▶ [Data excerpts]
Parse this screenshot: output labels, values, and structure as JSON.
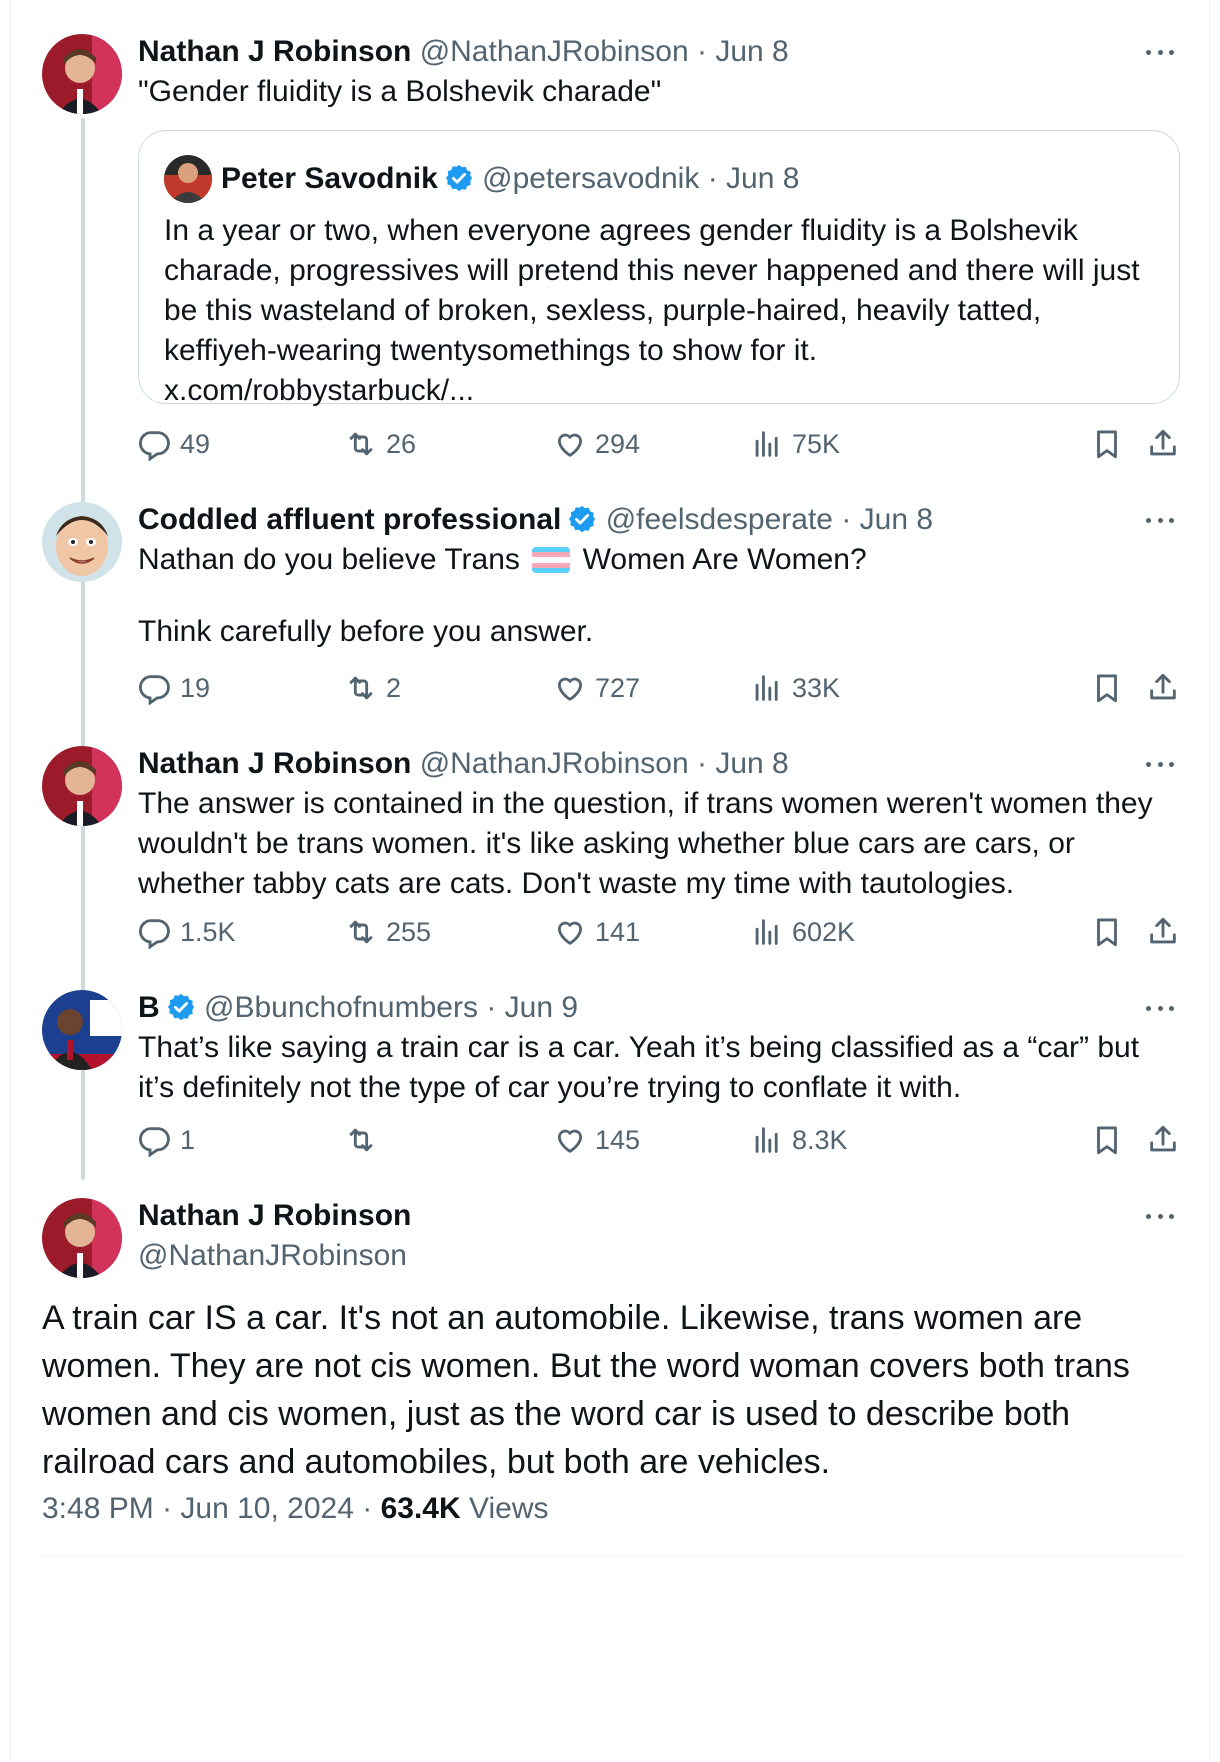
{
  "tweets": [
    {
      "name": "Nathan J Robinson",
      "handle": "@NathanJRobinson",
      "date": "Jun 8",
      "text": "\"Gender fluidity is a Bolshevik charade\"",
      "quote": {
        "name": "Peter Savodnik",
        "handle": "@petersavodnik",
        "date": "Jun 8",
        "text": "In a year or two, when everyone agrees gender fluidity is a Bolshevik charade, progressives will pretend this never happened and there will just be this wasteland of broken, sexless, purple-haired, heavily tatted, keffiyeh-wearing twentysomethings to show for it.",
        "link": "x.com/robbystarbuck/..."
      },
      "replies": "49",
      "reposts": "26",
      "likes": "294",
      "views": "75K"
    },
    {
      "name": "Coddled affluent professional",
      "handle": "@feelsdesperate",
      "date": "Jun 8",
      "text_a": "Nathan do you believe Trans",
      "text_b": "Women Are Women?",
      "text_c": "Think carefully before you answer.",
      "flag_icon": "transgender-flag-emoji",
      "replies": "19",
      "reposts": "2",
      "likes": "727",
      "views": "33K"
    },
    {
      "name": "Nathan J Robinson",
      "handle": "@NathanJRobinson",
      "date": "Jun 8",
      "text": "The answer is contained in the question, if trans women weren't women they wouldn't be trans women. it's like asking whether blue cars are cars, or whether tabby cats are cats. Don't waste my time with tautologies.",
      "replies": "1.5K",
      "reposts": "255",
      "likes": "141",
      "views": "602K"
    },
    {
      "name": "B",
      "handle": "@Bbunchofnumbers",
      "date": "Jun 9",
      "text": "That’s like saying a train car is a car. Yeah it’s being classified as a “car” but it’s definitely not the type of car you’re trying to conflate it with.",
      "replies": "1",
      "reposts": "",
      "likes": "145",
      "views": "8.3K"
    }
  ],
  "main": {
    "name": "Nathan J Robinson",
    "handle": "@NathanJRobinson",
    "text": "A train car IS a car. It's not an automobile. Likewise, trans women are women. They are not cis women. But the word woman covers both trans women and cis women, just as the word car is used to describe both railroad cars and automobiles, but both are vehicles.",
    "time": "3:48 PM",
    "date": "Jun 10, 2024",
    "views_count": "63.4K",
    "views_label": "Views"
  },
  "separator": "·",
  "colors": {
    "verified": "#1d9bf0",
    "muted": "#536471",
    "text": "#0f1419",
    "border": "#cfd9de"
  },
  "icons": [
    "reply-icon",
    "repost-icon",
    "like-icon",
    "views-icon",
    "bookmark-icon",
    "share-icon",
    "more-icon",
    "verified-badge-icon"
  ]
}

▶ [The task]
Retype everything in the material word for word, minus pictures.

▶ [Response to the exercise]
Parse this screenshot: output labels, values, and structure as JSON.
{
  "tweets": [
    {
      "name": "Nathan J Robinson",
      "handle": "@NathanJRobinson",
      "date": "Jun 8",
      "text": "\"Gender fluidity is a Bolshevik charade\"",
      "quote": {
        "name": "Peter Savodnik",
        "handle": "@petersavodnik",
        "date": "Jun 8",
        "text": "In a year or two, when everyone agrees gender fluidity is a Bolshevik charade, progressives will pretend this never happened and there will just be this wasteland of broken, sexless, purple-haired, heavily tatted, keffiyeh-wearing twentysomethings to show for it.",
        "link": "x.com/robbystarbuck/..."
      },
      "replies": "49",
      "reposts": "26",
      "likes": "294",
      "views": "75K"
    },
    {
      "name": "Coddled affluent professional",
      "handle": "@feelsdesperate",
      "date": "Jun 8",
      "text_a": "Nathan do you believe Trans",
      "text_b": "Women Are Women?",
      "text_c": "Think carefully before you answer.",
      "flag_icon": "transgender-flag-emoji",
      "replies": "19",
      "reposts": "2",
      "likes": "727",
      "views": "33K"
    },
    {
      "name": "Nathan J Robinson",
      "handle": "@NathanJRobinson",
      "date": "Jun 8",
      "text": "The answer is contained in the question, if trans women weren't women they wouldn't be trans women. it's like asking whether blue cars are cars, or whether tabby cats are cats. Don't waste my time with tautologies.",
      "replies": "1.5K",
      "reposts": "255",
      "likes": "141",
      "views": "602K"
    },
    {
      "name": "B",
      "handle": "@Bbunchofnumbers",
      "date": "Jun 9",
      "text": "That’s like saying a train car is a car. Yeah it’s being classified as a “car” but it’s definitely not the type of car you’re trying to conflate it with.",
      "replies": "1",
      "reposts": "",
      "likes": "145",
      "views": "8.3K"
    }
  ],
  "main": {
    "name": "Nathan J Robinson",
    "handle": "@NathanJRobinson",
    "text": "A train car IS a car. It's not an automobile. Likewise, trans women are women. They are not cis women. But the word woman covers both trans women and cis women, just as the word car is used to describe both railroad cars and automobiles, but both are vehicles.",
    "time": "3:48 PM",
    "date": "Jun 10, 2024",
    "views_count": "63.4K",
    "views_label": "Views"
  },
  "separator": "·",
  "colors": {
    "verified": "#1d9bf0",
    "muted": "#536471",
    "text": "#0f1419",
    "border": "#cfd9de"
  },
  "icons": [
    "reply-icon",
    "repost-icon",
    "like-icon",
    "views-icon",
    "bookmark-icon",
    "share-icon",
    "more-icon",
    "verified-badge-icon"
  ]
}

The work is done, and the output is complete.